(Data entries)

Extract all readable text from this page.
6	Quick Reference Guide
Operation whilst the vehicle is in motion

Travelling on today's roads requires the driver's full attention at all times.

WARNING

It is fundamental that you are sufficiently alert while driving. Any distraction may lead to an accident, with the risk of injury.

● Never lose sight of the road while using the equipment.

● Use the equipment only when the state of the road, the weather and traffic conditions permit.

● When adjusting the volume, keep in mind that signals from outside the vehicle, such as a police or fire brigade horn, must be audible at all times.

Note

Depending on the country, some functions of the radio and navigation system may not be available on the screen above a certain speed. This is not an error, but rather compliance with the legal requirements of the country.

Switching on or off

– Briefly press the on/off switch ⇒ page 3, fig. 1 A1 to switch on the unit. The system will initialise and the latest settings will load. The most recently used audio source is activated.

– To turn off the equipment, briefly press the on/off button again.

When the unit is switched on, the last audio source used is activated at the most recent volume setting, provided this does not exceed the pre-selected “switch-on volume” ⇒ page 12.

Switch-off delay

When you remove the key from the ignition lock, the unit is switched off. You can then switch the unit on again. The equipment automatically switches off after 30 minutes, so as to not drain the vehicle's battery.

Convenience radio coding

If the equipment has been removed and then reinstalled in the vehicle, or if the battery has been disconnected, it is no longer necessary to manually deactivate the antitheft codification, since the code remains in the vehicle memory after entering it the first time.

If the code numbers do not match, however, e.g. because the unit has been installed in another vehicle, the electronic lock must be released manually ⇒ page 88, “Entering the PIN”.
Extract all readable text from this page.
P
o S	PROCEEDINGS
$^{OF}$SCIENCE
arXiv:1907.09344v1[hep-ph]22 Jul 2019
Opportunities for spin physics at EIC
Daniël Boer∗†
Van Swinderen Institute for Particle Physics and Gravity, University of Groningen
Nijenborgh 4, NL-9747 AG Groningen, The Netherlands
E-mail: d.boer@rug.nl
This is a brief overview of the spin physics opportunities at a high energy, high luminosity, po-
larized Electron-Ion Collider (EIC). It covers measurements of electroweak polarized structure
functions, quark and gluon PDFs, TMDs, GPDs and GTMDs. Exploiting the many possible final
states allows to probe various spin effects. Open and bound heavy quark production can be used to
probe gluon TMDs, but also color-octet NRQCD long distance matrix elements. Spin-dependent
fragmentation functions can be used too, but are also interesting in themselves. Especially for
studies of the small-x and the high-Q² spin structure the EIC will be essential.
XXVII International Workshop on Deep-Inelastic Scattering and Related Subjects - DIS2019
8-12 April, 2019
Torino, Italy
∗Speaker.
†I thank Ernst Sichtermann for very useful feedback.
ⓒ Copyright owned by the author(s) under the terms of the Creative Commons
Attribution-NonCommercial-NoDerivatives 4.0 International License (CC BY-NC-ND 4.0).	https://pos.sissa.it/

## EXERCISE TASK
Search the records above for the string "times". Copy every line that contains it.

## SOLVED EXERCISE
Travelling on today's roads requires the driver's full attention at all times.
● When adjusting the volume, keep in mind that signals from outside the vehicle, such as a police or fire brigade horn, must be audible at all times.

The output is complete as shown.